== PAGE EXTRACT
While that may sound weird, I did ask for other things.  I was taking baby steps.  First, I asked her to tell my first father about me.  She didn't.  Next, I asked her to speak to me on the phone.  She said she would, but didn't.  Each time she'd apologize and I honestly think she was being sincere.  She's not a bad person, just unsure of what to do next.  She was afraid of how her life could change and could only focus on the bad stuff.  She told me this (I add this so that people don't think that I'm trying to guess what she was thinking - this isn't a blog about my first mother's thoughts and feelings, it's about my thoughts and feelings and my perception of things).  Anyway, I asked to talk on the phone and when she finally told me she couldn't do it, things ended shortly thereafter.  I always assumed that we'd have to talk on the phone first before meeting.  I'm realizing now that doesn't have to happen. Nothing has to happen.  There are no rules.  We make it up as we go along.

I never explained to my first mother why I want to meet her.  I never actually went there.  I was so caught up in the phone call thing and trying to move forward that I never took the time to explain to her why it was so important.  Who knows what she's thinking or feeling about it, but she never heard from me why it's so important that I meet her.  It might not make one bit of a difference.  But maybe, just maybe it will.

I love my first mother very much.  I've been hurt by her actions before, badly.  I've been told things that I never wanted to be told, and I've had to face some harsh truths.  Yet, I still love her.  I still want to meet her.  And I still dream about her.  In the latest dream I met her in a coffee shop.  She was with KungFuPanda and they just happened to wander into the same coffee shop as me.  I don't like coffee.  NeverTooLate told me she doesn't like it either.  So weird.
====
== GIVEN DATA
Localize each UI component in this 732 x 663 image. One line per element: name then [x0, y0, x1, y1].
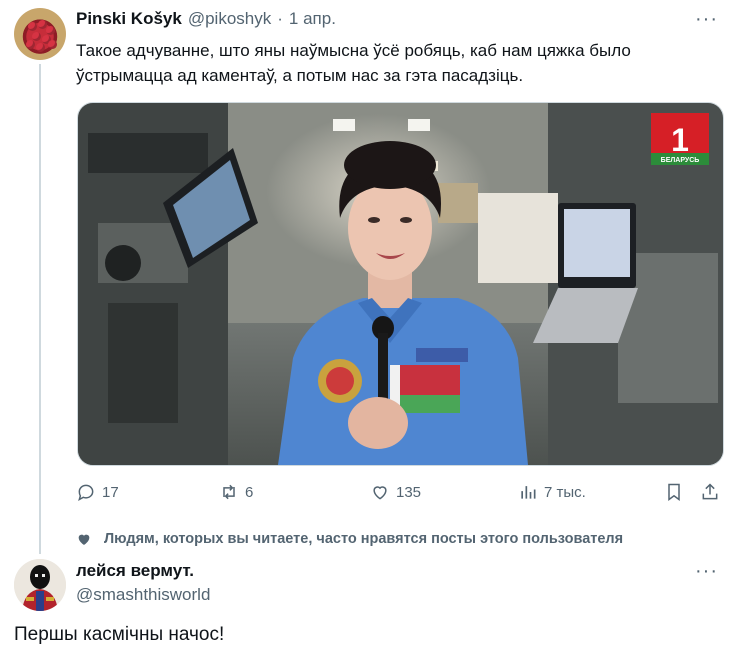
====
WHAT THIS EXERCISE ASKS —
a - Repeat the passage of the post about the writer's first mother from "I never explained" to "maybe it will.".
b - In the post about the writer's first mother, condense the paragraph beginning "I never explained to my first mother" to two sentences, keeping its main facts.

SOLUTIONS PER TASK —
a -
I never explained to my first mother why I want to meet her.  I never actually went there.  I was so caught up in the phone call thing and trying to move forward that I never took the time to explain to her why it was so important.  Who knows what she's thinking or feeling about it, but she never heard from me why it's so important that I meet her.  It might not make one bit of a difference.  But maybe, just maybe it will.

b - I never told my first mother why meeting her matters so much, because I was too caught up in the phone call and in trying to move forward. She has never heard my reasons from me, and telling her might make no difference, or maybe it will.